Collect every line in the records below that contains the word "name".
## Start RECORDS FOR THIS EXERCISE
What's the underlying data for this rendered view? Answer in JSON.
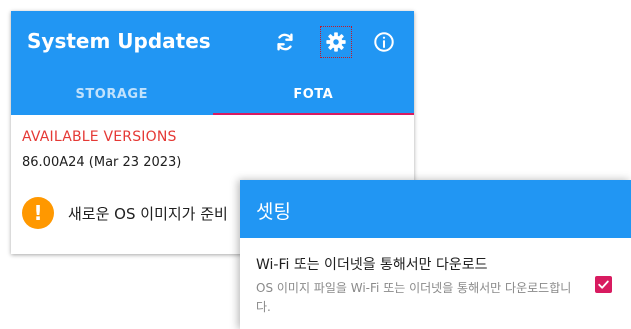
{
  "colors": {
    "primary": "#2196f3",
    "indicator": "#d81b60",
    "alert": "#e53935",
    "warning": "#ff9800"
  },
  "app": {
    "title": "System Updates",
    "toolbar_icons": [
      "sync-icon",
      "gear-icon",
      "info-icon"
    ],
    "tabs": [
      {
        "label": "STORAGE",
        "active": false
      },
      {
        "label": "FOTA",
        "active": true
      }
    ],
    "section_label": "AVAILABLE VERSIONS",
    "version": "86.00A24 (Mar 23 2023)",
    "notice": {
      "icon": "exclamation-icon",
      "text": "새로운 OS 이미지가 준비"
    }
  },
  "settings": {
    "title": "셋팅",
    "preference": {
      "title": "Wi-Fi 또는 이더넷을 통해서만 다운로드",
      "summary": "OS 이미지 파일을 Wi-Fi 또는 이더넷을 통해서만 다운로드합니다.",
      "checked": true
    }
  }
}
## End RECORDS FOR THIS EXERCISE
## Start RECORDS FOR THIS EXERCISE
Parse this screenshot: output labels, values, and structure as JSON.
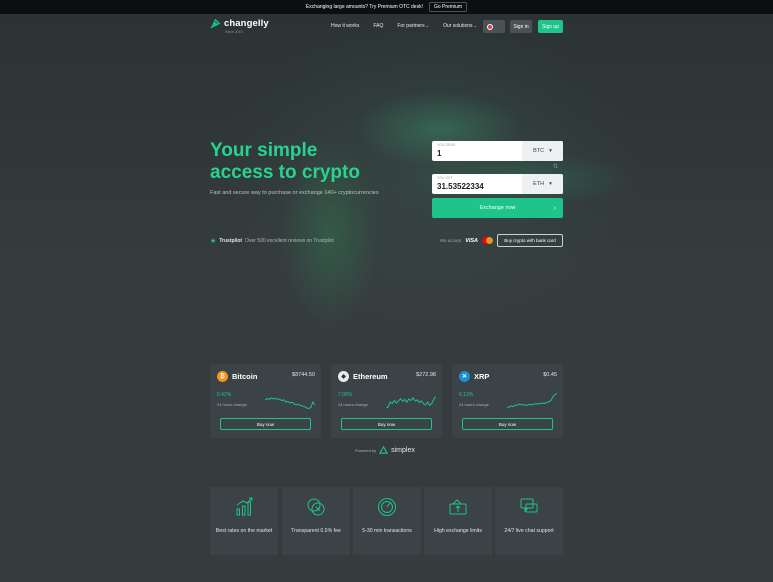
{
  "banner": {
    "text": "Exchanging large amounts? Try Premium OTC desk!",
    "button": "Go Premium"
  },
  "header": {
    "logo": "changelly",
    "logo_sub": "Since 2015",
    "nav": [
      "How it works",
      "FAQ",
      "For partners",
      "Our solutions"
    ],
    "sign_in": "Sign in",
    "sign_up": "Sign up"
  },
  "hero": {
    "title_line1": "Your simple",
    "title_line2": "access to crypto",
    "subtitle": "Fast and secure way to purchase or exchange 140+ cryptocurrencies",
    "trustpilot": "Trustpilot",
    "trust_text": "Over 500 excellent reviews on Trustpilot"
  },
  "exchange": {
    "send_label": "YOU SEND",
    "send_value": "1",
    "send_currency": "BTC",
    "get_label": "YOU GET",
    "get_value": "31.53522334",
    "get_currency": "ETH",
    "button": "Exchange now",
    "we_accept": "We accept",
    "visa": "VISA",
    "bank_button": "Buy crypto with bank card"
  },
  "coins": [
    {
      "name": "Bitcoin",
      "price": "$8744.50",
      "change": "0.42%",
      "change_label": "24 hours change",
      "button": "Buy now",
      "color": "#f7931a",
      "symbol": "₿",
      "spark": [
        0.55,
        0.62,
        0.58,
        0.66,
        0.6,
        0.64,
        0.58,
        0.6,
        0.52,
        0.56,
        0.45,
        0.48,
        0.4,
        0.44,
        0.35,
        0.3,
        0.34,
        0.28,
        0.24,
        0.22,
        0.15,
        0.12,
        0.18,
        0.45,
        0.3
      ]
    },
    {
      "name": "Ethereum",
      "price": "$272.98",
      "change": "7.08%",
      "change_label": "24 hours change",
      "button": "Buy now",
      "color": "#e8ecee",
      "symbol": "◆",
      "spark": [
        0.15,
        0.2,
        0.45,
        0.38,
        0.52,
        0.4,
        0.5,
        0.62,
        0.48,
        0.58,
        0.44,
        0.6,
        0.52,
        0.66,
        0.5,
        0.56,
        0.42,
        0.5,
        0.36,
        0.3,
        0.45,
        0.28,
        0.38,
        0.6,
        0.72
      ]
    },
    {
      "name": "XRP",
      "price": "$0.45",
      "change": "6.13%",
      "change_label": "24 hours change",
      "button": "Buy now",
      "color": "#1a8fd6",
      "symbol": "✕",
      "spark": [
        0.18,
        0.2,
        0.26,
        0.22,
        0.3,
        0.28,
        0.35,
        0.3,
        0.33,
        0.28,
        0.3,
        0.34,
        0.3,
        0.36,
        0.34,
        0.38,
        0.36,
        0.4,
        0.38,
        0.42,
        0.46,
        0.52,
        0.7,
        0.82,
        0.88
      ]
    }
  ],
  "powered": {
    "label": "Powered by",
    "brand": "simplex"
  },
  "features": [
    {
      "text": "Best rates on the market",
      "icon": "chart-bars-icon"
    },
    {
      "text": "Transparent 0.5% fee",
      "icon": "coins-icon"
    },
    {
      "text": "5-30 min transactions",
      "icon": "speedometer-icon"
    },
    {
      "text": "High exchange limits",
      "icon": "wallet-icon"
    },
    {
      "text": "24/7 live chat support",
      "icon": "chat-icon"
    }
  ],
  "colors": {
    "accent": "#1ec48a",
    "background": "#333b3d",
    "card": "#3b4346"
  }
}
## End RECORDS FOR THIS EXERCISE
## Start RECORDS FOR THIS EXERCISE
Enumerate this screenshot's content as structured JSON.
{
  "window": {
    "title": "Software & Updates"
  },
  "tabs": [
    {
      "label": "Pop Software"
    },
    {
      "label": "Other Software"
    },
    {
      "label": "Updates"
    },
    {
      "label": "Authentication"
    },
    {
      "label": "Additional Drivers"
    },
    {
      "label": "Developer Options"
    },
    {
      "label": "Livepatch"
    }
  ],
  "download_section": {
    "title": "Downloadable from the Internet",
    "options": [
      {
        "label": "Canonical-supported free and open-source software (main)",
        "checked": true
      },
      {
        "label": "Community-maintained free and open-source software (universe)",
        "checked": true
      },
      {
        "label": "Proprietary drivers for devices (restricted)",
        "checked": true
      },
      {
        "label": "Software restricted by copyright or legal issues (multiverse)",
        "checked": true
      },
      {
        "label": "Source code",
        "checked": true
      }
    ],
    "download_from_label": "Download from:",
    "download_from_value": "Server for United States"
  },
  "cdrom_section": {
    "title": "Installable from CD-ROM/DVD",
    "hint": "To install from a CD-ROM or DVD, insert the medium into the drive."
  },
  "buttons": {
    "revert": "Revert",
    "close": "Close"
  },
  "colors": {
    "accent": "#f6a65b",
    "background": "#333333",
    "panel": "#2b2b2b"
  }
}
## End RECORDS FOR THIS EXERCISE
FINISHED EXERCISE >>
      "name": "Bitcoin",
      "name": "Ethereum",
      "name": "XRP",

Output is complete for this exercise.